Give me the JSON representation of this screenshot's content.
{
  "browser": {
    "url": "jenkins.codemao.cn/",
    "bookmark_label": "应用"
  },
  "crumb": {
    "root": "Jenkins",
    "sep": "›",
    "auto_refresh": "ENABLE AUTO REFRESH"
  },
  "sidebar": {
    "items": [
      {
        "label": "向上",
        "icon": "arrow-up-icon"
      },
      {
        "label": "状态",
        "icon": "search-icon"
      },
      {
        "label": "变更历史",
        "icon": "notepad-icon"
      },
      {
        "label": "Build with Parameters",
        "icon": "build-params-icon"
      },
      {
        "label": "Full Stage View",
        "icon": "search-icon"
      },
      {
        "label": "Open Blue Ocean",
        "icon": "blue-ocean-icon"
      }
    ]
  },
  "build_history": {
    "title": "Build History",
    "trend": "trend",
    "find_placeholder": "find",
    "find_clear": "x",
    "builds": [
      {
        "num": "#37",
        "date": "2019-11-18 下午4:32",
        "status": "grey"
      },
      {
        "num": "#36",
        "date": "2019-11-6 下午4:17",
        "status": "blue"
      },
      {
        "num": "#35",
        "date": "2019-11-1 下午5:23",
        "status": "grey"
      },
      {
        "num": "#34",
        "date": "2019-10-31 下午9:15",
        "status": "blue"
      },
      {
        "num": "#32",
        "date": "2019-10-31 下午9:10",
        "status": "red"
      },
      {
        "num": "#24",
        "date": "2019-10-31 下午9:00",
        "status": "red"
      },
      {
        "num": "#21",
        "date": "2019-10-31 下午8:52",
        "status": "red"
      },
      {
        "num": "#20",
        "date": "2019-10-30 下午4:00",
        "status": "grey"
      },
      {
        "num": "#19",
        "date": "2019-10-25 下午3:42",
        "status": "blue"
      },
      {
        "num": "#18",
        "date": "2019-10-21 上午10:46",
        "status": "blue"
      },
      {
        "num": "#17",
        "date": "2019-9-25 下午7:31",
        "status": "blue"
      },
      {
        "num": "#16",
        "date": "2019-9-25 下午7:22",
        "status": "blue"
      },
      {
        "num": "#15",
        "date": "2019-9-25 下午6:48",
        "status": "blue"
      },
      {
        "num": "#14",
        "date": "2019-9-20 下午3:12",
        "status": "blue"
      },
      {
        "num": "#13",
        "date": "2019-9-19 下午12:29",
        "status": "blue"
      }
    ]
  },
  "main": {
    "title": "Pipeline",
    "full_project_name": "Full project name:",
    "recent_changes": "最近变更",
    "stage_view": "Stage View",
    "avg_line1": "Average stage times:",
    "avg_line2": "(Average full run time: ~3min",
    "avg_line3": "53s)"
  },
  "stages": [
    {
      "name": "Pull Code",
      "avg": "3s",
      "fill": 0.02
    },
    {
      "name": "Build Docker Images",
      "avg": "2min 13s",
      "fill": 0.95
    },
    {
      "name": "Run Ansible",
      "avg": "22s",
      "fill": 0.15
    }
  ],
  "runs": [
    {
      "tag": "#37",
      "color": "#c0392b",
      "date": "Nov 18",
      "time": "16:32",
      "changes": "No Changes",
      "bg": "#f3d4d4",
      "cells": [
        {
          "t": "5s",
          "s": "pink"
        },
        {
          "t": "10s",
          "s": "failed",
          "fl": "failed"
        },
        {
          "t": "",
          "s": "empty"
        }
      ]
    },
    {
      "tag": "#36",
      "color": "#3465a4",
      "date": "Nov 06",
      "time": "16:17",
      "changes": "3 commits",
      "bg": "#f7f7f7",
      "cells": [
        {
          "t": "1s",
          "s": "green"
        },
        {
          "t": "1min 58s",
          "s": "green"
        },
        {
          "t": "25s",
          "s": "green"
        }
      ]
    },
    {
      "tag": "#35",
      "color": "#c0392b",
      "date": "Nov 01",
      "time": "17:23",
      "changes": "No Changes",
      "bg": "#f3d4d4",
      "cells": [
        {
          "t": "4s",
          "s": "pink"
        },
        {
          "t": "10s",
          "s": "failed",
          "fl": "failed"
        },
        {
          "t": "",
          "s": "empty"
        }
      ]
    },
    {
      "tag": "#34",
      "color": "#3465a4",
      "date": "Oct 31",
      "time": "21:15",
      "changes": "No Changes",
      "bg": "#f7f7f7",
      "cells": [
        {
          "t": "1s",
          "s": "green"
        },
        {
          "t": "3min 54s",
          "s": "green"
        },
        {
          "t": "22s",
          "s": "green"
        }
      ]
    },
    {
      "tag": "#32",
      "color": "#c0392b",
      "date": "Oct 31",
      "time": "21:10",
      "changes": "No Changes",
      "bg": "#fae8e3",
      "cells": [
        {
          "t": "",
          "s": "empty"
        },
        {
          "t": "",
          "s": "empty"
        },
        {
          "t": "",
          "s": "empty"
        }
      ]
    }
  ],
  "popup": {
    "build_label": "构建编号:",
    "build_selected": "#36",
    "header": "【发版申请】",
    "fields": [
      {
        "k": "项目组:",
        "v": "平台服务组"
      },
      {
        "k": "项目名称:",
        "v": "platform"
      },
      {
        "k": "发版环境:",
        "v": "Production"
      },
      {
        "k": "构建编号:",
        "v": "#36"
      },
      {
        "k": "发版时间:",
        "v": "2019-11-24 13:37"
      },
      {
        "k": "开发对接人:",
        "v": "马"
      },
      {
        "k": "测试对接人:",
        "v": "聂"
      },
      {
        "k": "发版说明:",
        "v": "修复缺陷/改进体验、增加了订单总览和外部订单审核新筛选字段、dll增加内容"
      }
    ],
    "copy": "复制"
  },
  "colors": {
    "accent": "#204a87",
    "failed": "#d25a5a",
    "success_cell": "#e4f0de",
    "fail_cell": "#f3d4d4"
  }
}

● Given exercise: Output the listing above exactly as it appears.

● Output for this exercise:
Give me the JSON representation of this screenshot's content.
{
  "browser": {
    "url": "jenkins.codemao.cn/",
    "bookmark_label": "应用"
  },
  "crumb": {
    "root": "Jenkins",
    "sep": "›",
    "auto_refresh": "ENABLE AUTO REFRESH"
  },
  "sidebar": {
    "items": [
      {
        "label": "向上",
        "icon": "arrow-up-icon"
      },
      {
        "label": "状态",
        "icon": "search-icon"
      },
      {
        "label": "变更历史",
        "icon": "notepad-icon"
      },
      {
        "label": "Build with Parameters",
        "icon": "build-params-icon"
      },
      {
        "label": "Full Stage View",
        "icon": "search-icon"
      },
      {
        "label": "Open Blue Ocean",
        "icon": "blue-ocean-icon"
      }
    ]
  },
  "build_history": {
    "title": "Build History",
    "trend": "trend",
    "find_placeholder": "find",
    "find_clear": "x",
    "builds": [
      {
        "num": "#37",
        "date": "2019-11-18 下午4:32",
        "status": "grey"
      },
      {
        "num": "#36",
        "date": "2019-11-6 下午4:17",
        "status": "blue"
      },
      {
        "num": "#35",
        "date": "2019-11-1 下午5:23",
        "status": "grey"
      },
      {
        "num": "#34",
        "date": "2019-10-31 下午9:15",
        "status": "blue"
      },
      {
        "num": "#32",
        "date": "2019-10-31 下午9:10",
        "status": "red"
      },
      {
        "num": "#24",
        "date": "2019-10-31 下午9:00",
        "status": "red"
      },
      {
        "num": "#21",
        "date": "2019-10-31 下午8:52",
        "status": "red"
      },
      {
        "num": "#20",
        "date": "2019-10-30 下午4:00",
        "status": "grey"
      },
      {
        "num": "#19",
        "date": "2019-10-25 下午3:42",
        "status": "blue"
      },
      {
        "num": "#18",
        "date": "2019-10-21 上午10:46",
        "status": "blue"
      },
      {
        "num": "#17",
        "date": "2019-9-25 下午7:31",
        "status": "blue"
      },
      {
        "num": "#16",
        "date": "2019-9-25 下午7:22",
        "status": "blue"
      },
      {
        "num": "#15",
        "date": "2019-9-25 下午6:48",
        "status": "blue"
      },
      {
        "num": "#14",
        "date": "2019-9-20 下午3:12",
        "status": "blue"
      },
      {
        "num": "#13",
        "date": "2019-9-19 下午12:29",
        "status": "blue"
      }
    ]
  },
  "main": {
    "title": "Pipeline",
    "full_project_name": "Full project name:",
    "recent_changes": "最近变更",
    "stage_view": "Stage View",
    "avg_line1": "Average stage times:",
    "avg_line2": "(Average full run time: ~3min",
    "avg_line3": "53s)"
  },
  "stages": [
    {
      "name": "Pull Code",
      "avg": "3s",
      "fill": 0.02
    },
    {
      "name": "Build Docker Images",
      "avg": "2min 13s",
      "fill": 0.95
    },
    {
      "name": "Run Ansible",
      "avg": "22s",
      "fill": 0.15
    }
  ],
  "runs": [
    {
      "tag": "#37",
      "color": "#c0392b",
      "date": "Nov 18",
      "time": "16:32",
      "changes": "No Changes",
      "bg": "#f3d4d4",
      "cells": [
        {
          "t": "5s",
          "s": "pink"
        },
        {
          "t": "10s",
          "s": "failed",
          "fl": "failed"
        },
        {
          "t": "",
          "s": "empty"
        }
      ]
    },
    {
      "tag": "#36",
      "color": "#3465a4",
      "date": "Nov 06",
      "time": "16:17",
      "changes": "3 commits",
      "bg": "#f7f7f7",
      "cells": [
        {
          "t": "1s",
          "s": "green"
        },
        {
          "t": "1min 58s",
          "s": "green"
        },
        {
          "t": "25s",
          "s": "green"
        }
      ]
    },
    {
      "tag": "#35",
      "color": "#c0392b",
      "date": "Nov 01",
      "time": "17:23",
      "changes": "No Changes",
      "bg": "#f3d4d4",
      "cells": [
        {
          "t": "4s",
          "s": "pink"
        },
        {
          "t": "10s",
          "s": "failed",
          "fl": "failed"
        },
        {
          "t": "",
          "s": "empty"
        }
      ]
    },
    {
      "tag": "#34",
      "color": "#3465a4",
      "date": "Oct 31",
      "time": "21:15",
      "changes": "No Changes",
      "bg": "#f7f7f7",
      "cells": [
        {
          "t": "1s",
          "s": "green"
        },
        {
          "t": "3min 54s",
          "s": "green"
        },
        {
          "t": "22s",
          "s": "green"
        }
      ]
    },
    {
      "tag": "#32",
      "color": "#c0392b",
      "date": "Oct 31",
      "time": "21:10",
      "changes": "No Changes",
      "bg": "#fae8e3",
      "cells": [
        {
          "t": "",
          "s": "empty"
        },
        {
          "t": "",
          "s": "empty"
        },
        {
          "t": "",
          "s": "empty"
        }
      ]
    }
  ],
  "popup": {
    "build_label": "构建编号:",
    "build_selected": "#36",
    "header": "【发版申请】",
    "fields": [
      {
        "k": "项目组:",
        "v": "平台服务组"
      },
      {
        "k": "项目名称:",
        "v": "platform"
      },
      {
        "k": "发版环境:",
        "v": "Production"
      },
      {
        "k": "构建编号:",
        "v": "#36"
      },
      {
        "k": "发版时间:",
        "v": "2019-11-24 13:37"
      },
      {
        "k": "开发对接人:",
        "v": "马"
      },
      {
        "k": "测试对接人:",
        "v": "聂"
      },
      {
        "k": "发版说明:",
        "v": "修复缺陷/改进体验、增加了订单总览和外部订单审核新筛选字段、dll增加内容"
      }
    ],
    "copy": "复制"
  },
  "colors": {
    "accent": "#204a87",
    "failed": "#d25a5a",
    "success_cell": "#e4f0de",
    "fail_cell": "#f3d4d4"
  }
}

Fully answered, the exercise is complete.